Given task: Reproduce each of the lines word for word.

—————

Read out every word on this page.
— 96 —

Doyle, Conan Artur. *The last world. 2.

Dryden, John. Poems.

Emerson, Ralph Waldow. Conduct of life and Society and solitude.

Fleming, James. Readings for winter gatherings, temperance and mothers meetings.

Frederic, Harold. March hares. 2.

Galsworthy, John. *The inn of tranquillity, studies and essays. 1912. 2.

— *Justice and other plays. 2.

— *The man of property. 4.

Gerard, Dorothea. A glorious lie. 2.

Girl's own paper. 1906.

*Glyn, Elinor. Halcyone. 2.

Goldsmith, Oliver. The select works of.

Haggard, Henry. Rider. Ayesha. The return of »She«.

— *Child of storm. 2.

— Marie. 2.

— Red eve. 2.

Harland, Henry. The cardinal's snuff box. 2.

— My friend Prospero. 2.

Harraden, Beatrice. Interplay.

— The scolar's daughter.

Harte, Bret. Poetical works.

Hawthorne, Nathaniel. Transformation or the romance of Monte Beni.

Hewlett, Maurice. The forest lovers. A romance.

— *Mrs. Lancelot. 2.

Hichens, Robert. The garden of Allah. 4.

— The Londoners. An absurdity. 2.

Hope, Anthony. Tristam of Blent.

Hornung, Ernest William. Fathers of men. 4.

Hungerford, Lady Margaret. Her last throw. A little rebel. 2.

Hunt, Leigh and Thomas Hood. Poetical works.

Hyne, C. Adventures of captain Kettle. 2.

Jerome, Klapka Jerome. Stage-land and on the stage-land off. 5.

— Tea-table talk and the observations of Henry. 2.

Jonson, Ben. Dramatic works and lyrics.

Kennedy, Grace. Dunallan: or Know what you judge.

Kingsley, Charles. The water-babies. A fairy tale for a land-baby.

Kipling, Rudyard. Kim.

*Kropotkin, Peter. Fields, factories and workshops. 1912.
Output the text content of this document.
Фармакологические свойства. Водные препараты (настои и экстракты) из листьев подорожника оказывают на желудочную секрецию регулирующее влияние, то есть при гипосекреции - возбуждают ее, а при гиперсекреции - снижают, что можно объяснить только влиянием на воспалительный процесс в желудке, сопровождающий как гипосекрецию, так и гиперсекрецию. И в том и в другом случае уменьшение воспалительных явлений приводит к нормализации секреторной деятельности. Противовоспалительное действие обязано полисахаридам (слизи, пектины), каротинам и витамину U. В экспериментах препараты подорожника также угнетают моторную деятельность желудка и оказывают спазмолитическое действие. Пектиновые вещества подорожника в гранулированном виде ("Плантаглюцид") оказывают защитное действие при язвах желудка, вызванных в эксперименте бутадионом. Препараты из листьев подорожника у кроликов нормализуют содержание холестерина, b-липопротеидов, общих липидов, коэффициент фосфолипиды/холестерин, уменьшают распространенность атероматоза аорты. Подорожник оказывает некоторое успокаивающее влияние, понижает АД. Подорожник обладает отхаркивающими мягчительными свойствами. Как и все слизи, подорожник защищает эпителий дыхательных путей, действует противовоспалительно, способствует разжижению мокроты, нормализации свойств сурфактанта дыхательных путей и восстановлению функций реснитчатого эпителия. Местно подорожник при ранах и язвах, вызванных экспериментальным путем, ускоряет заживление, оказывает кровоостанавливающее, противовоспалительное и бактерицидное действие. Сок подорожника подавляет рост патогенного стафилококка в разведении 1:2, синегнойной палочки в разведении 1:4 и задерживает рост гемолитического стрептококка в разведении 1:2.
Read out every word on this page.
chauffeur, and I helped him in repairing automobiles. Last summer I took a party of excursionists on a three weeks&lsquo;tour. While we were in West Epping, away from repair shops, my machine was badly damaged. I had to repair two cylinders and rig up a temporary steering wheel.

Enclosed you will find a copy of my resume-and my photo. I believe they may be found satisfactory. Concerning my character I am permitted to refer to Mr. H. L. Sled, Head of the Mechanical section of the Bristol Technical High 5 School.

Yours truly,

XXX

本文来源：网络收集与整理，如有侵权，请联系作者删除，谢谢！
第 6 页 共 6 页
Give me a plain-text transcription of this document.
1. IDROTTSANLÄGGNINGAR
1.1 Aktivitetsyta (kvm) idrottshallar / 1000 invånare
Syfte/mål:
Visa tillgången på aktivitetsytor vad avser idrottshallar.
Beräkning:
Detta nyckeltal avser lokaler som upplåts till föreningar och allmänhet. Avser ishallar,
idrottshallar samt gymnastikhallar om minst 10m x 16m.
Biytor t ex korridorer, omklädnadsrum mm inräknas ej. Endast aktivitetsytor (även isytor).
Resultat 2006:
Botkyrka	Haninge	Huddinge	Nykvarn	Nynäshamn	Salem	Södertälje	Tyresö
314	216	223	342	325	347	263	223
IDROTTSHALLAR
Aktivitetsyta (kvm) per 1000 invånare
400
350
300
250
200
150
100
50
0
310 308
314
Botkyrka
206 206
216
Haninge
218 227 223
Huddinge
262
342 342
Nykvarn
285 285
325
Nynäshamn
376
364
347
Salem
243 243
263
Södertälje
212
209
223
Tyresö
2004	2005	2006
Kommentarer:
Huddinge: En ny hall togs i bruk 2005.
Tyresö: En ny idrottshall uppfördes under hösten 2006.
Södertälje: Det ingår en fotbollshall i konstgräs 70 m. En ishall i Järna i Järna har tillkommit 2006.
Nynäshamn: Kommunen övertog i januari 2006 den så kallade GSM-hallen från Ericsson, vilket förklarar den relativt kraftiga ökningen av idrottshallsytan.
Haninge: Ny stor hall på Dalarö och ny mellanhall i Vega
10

—————

Full output:
Read out every word on this page.
— 96 —

Doyle, Conan Artur. *The last world. 2.

Dryden, John. Poems.

Emerson, Ralph Waldow. Conduct of life and Society and solitude.

Fleming, James. Readings for winter gatherings, temperance and mothers meetings.

Frederic, Harold. March hares. 2.

Galsworthy, John. *The inn of tranquillity, studies and essays. 1912. 2.

— *Justice and other plays. 2.

— *The man of property. 4.

Gerard, Dorothea. A glorious lie. 2.

Girl's own paper. 1906.

*Glyn, Elinor. Halcyone. 2.

Goldsmith, Oliver. The select works of.

Haggard, Henry. Rider. Ayesha. The return of »She«.

— *Child of storm. 2.

— Marie. 2.

— Red eve. 2.

Harland, Henry. The cardinal's snuff box. 2.

— My friend Prospero. 2.

Harraden, Beatrice. Interplay.

— The scolar's daughter.

Harte, Bret. Poetical works.

Hawthorne, Nathaniel. Transformation or the romance of Monte Beni.

Hewlett, Maurice. The forest lovers. A romance.

— *Mrs. Lancelot. 2.

Hichens, Robert. The garden of Allah. 4.

— The Londoners. An absurdity. 2.

Hope, Anthony. Tristam of Blent.

Hornung, Ernest William. Fathers of men. 4.

Hungerford, Lady Margaret. Her last throw. A little rebel. 2.

Hunt, Leigh and Thomas Hood. Poetical works.

Hyne, C. Adventures of captain Kettle. 2.

Jerome, Klapka Jerome. Stage-land and on the stage-land off. 5.

— Tea-table talk and the observations of Henry. 2.

Jonson, Ben. Dramatic works and lyrics.

Kennedy, Grace. Dunallan: or Know what you judge.

Kingsley, Charles. The water-babies. A fairy tale for a land-baby.

Kipling, Rudyard. Kim.

*Kropotkin, Peter. Fields, factories and workshops. 1912.
Output the text content of this document.
Фармакологические свойства. Водные препараты (настои и экстракты) из листьев подорожника оказывают на желудочную секрецию регулирующее влияние, то есть при гипосекреции - возбуждают ее, а при гиперсекреции - снижают, что можно объяснить только влиянием на воспалительный процесс в желудке, сопровождающий как гипосекрецию, так и гиперсекрецию. И в том и в другом случае уменьшение воспалительных явлений приводит к нормализации секреторной деятельности. Противовоспалительное действие обязано полисахаридам (слизи, пектины), каротинам и витамину U. В экспериментах препараты подорожника также угнетают моторную деятельность желудка и оказывают спазмолитическое действие. Пектиновые вещества подорожника в гранулированном виде ("Плантаглюцид") оказывают защитное действие при язвах желудка, вызванных в эксперименте бутадионом. Препараты из листьев подорожника у кроликов нормализуют содержание холестерина, b-липопротеидов, общих липидов, коэффициент фосфолипиды/холестерин, уменьшают распространенность атероматоза аорты. Подорожник оказывает некоторое успокаивающее влияние, понижает АД. Подорожник обладает отхаркивающими мягчительными свойствами. Как и все слизи, подорожник защищает эпителий дыхательных путей, действует противовоспалительно, способствует разжижению мокроты, нормализации свойств сурфактанта дыхательных путей и восстановлению функций реснитчатого эпителия. Местно подорожник при ранах и язвах, вызванных экспериментальным путем, ускоряет заживление, оказывает кровоостанавливающее, противовоспалительное и бактерицидное действие. Сок подорожника подавляет рост патогенного стафилококка в разведении 1:2, синегнойной палочки в разведении 1:4 и задерживает рост гемолитического стрептококка в разведении 1:2.
Read out every word on this page.
chauffeur, and I helped him in repairing automobiles. Last summer I took a party of excursionists on a three weeks&lsquo;tour. While we were in West Epping, away from repair shops, my machine was badly damaged. I had to repair two cylinders and rig up a temporary steering wheel.

Enclosed you will find a copy of my resume-and my photo. I believe they may be found satisfactory. Concerning my character I am permitted to refer to Mr. H. L. Sled, Head of the Mechanical section of the Bristol Technical High 5 School.

Yours truly,

XXX

本文来源：网络收集与整理，如有侵权，请联系作者删除，谢谢！
第 6 页 共 6 页
Give me a plain-text transcription of this document.
1. IDROTTSANLÄGGNINGAR
1.1 Aktivitetsyta (kvm) idrottshallar / 1000 invånare
Syfte/mål:
Visa tillgången på aktivitetsytor vad avser idrottshallar.
Beräkning:
Detta nyckeltal avser lokaler som upplåts till föreningar och allmänhet. Avser ishallar,
idrottshallar samt gymnastikhallar om minst 10m x 16m.
Biytor t ex korridorer, omklädnadsrum mm inräknas ej. Endast aktivitetsytor (även isytor).
Resultat 2006:
Botkyrka	Haninge	Huddinge	Nykvarn	Nynäshamn	Salem	Södertälje	Tyresö
314	216	223	342	325	347	263	223
IDROTTSHALLAR
Aktivitetsyta (kvm) per 1000 invånare
400
350
300
250
200
150
100
50
0
310 308
314
Botkyrka
206 206
216
Haninge
218 227 223
Huddinge
262
342 342
Nykvarn
285 285
325
Nynäshamn
376
364
347
Salem
243 243
263
Södertälje
212
209
223
Tyresö
2004	2005	2006
Kommentarer:
Huddinge: En ny hall togs i bruk 2005.
Tyresö: En ny idrottshall uppfördes under hösten 2006.
Södertälje: Det ingår en fotbollshall i konstgräs 70 m. En ishall i Järna i Järna har tillkommit 2006.
Nynäshamn: Kommunen övertog i januari 2006 den så kallade GSM-hallen från Ericsson, vilket förklarar den relativt kraftiga ökningen av idrottshallsytan.
Haninge: Ny stor hall på Dalarö och ny mellanhall i Vega
10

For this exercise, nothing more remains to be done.